■ WHAT IS BEING ASKED: Please write out the material that follows, exactly as it stands.

■ DATA EXCERPTS:
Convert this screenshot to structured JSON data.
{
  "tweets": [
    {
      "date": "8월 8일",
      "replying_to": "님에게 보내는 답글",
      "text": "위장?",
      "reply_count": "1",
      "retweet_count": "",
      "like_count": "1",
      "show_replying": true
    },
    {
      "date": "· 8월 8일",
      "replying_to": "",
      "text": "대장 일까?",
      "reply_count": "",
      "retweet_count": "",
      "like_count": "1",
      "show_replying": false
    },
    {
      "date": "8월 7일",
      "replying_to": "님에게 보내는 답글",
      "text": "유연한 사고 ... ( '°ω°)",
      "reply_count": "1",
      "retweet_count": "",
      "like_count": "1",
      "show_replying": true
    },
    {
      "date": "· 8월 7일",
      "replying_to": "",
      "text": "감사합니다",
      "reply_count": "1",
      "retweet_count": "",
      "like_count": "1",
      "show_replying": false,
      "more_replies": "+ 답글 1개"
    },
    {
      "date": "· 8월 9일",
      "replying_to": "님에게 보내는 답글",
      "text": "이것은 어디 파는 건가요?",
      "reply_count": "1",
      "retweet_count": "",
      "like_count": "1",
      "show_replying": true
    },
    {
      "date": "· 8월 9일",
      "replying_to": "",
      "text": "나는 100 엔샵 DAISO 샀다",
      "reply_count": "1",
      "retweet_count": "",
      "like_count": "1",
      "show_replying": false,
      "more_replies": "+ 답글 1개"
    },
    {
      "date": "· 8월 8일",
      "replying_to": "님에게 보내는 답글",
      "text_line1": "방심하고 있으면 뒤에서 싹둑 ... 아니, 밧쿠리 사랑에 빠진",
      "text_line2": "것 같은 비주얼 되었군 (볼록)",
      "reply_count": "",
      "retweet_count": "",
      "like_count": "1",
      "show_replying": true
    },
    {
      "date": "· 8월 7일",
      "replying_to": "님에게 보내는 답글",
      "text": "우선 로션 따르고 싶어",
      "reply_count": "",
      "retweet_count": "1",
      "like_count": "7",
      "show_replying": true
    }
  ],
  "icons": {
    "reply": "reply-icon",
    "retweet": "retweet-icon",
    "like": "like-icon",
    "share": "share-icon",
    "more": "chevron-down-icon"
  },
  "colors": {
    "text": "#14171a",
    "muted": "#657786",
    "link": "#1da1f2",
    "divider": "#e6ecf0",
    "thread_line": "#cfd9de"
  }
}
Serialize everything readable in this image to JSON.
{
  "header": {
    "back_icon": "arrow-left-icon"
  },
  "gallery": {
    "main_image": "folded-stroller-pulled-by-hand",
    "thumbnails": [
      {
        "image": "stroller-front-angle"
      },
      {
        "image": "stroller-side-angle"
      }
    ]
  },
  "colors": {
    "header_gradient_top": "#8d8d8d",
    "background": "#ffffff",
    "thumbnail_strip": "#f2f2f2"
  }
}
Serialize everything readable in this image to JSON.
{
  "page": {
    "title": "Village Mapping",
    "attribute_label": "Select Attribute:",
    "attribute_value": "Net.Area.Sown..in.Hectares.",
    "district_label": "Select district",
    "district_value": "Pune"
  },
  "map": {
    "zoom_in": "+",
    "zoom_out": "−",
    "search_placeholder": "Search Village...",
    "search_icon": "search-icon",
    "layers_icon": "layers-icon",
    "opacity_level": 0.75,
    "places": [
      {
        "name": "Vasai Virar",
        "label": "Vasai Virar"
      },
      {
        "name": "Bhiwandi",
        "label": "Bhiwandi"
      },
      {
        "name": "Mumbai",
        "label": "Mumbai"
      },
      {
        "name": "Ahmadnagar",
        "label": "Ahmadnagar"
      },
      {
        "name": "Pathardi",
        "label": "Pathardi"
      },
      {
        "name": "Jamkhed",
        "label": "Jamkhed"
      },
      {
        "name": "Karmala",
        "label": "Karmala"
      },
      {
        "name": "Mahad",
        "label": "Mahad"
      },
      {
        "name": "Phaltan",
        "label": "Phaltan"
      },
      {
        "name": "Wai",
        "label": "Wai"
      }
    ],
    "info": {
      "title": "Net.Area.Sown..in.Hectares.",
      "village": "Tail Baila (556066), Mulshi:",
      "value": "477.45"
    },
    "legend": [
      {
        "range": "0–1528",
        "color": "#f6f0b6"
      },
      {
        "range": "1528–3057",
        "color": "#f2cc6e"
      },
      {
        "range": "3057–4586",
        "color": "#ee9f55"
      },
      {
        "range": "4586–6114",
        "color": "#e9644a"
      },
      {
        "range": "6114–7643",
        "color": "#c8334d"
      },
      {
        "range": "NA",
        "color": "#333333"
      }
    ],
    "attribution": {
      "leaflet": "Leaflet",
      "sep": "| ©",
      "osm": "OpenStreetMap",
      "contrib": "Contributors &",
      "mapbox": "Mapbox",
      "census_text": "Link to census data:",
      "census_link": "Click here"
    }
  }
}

■ EXERCISE ANSWER:
Convert this screenshot to structured JSON data.
{
  "tweets": [
    {
      "date": "8월 8일",
      "replying_to": "님에게 보내는 답글",
      "text": "위장?",
      "reply_count": "1",
      "retweet_count": "",
      "like_count": "1",
      "show_replying": true
    },
    {
      "date": "· 8월 8일",
      "replying_to": "",
      "text": "대장 일까?",
      "reply_count": "",
      "retweet_count": "",
      "like_count": "1",
      "show_replying": false
    },
    {
      "date": "8월 7일",
      "replying_to": "님에게 보내는 답글",
      "text": "유연한 사고 ... ( '°ω°)",
      "reply_count": "1",
      "retweet_count": "",
      "like_count": "1",
      "show_replying": true
    },
    {
      "date": "· 8월 7일",
      "replying_to": "",
      "text": "감사합니다",
      "reply_count": "1",
      "retweet_count": "",
      "like_count": "1",
      "show_replying": false,
      "more_replies": "+ 답글 1개"
    },
    {
      "date": "· 8월 9일",
      "replying_to": "님에게 보내는 답글",
      "text": "이것은 어디 파는 건가요?",
      "reply_count": "1",
      "retweet_count": "",
      "like_count": "1",
      "show_replying": true
    },
    {
      "date": "· 8월 9일",
      "replying_to": "",
      "text": "나는 100 엔샵 DAISO 샀다",
      "reply_count": "1",
      "retweet_count": "",
      "like_count": "1",
      "show_replying": false,
      "more_replies": "+ 답글 1개"
    },
    {
      "date": "· 8월 8일",
      "replying_to": "님에게 보내는 답글",
      "text_line1": "방심하고 있으면 뒤에서 싹둑 ... 아니, 밧쿠리 사랑에 빠진",
      "text_line2": "것 같은 비주얼 되었군 (볼록)",
      "reply_count": "",
      "retweet_count": "",
      "like_count": "1",
      "show_replying": true
    },
    {
      "date": "· 8월 7일",
      "replying_to": "님에게 보내는 답글",
      "text": "우선 로션 따르고 싶어",
      "reply_count": "",
      "retweet_count": "1",
      "like_count": "7",
      "show_replying": true
    }
  ],
  "icons": {
    "reply": "reply-icon",
    "retweet": "retweet-icon",
    "like": "like-icon",
    "share": "share-icon",
    "more": "chevron-down-icon"
  },
  "colors": {
    "text": "#14171a",
    "muted": "#657786",
    "link": "#1da1f2",
    "divider": "#e6ecf0",
    "thread_line": "#cfd9de"
  }
}
Serialize everything readable in this image to JSON.
{
  "header": {
    "back_icon": "arrow-left-icon"
  },
  "gallery": {
    "main_image": "folded-stroller-pulled-by-hand",
    "thumbnails": [
      {
        "image": "stroller-front-angle"
      },
      {
        "image": "stroller-side-angle"
      }
    ]
  },
  "colors": {
    "header_gradient_top": "#8d8d8d",
    "background": "#ffffff",
    "thumbnail_strip": "#f2f2f2"
  }
}
Serialize everything readable in this image to JSON.
{
  "page": {
    "title": "Village Mapping",
    "attribute_label": "Select Attribute:",
    "attribute_value": "Net.Area.Sown..in.Hectares.",
    "district_label": "Select district",
    "district_value": "Pune"
  },
  "map": {
    "zoom_in": "+",
    "zoom_out": "−",
    "search_placeholder": "Search Village...",
    "search_icon": "search-icon",
    "layers_icon": "layers-icon",
    "opacity_level": 0.75,
    "places": [
      {
        "name": "Vasai Virar",
        "label": "Vasai Virar"
      },
      {
        "name": "Bhiwandi",
        "label": "Bhiwandi"
      },
      {
        "name": "Mumbai",
        "label": "Mumbai"
      },
      {
        "name": "Ahmadnagar",
        "label": "Ahmadnagar"
      },
      {
        "name": "Pathardi",
        "label": "Pathardi"
      },
      {
        "name": "Jamkhed",
        "label": "Jamkhed"
      },
      {
        "name": "Karmala",
        "label": "Karmala"
      },
      {
        "name": "Mahad",
        "label": "Mahad"
      },
      {
        "name": "Phaltan",
        "label": "Phaltan"
      },
      {
        "name": "Wai",
        "label": "Wai"
      }
    ],
    "info": {
      "title": "Net.Area.Sown..in.Hectares.",
      "village": "Tail Baila (556066), Mulshi:",
      "value": "477.45"
    },
    "legend": [
      {
        "range": "0–1528",
        "color": "#f6f0b6"
      },
      {
        "range": "1528–3057",
        "color": "#f2cc6e"
      },
      {
        "range": "3057–4586",
        "color": "#ee9f55"
      },
      {
        "range": "4586–6114",
        "color": "#e9644a"
      },
      {
        "range": "6114–7643",
        "color": "#c8334d"
      },
      {
        "range": "NA",
        "color": "#333333"
      }
    ],
    "attribution": {
      "leaflet": "Leaflet",
      "sep": "| ©",
      "osm": "OpenStreetMap",
      "contrib": "Contributors &",
      "mapbox": "Mapbox",
      "census_text": "Link to census data:",
      "census_link": "Click here"
    }
  }
}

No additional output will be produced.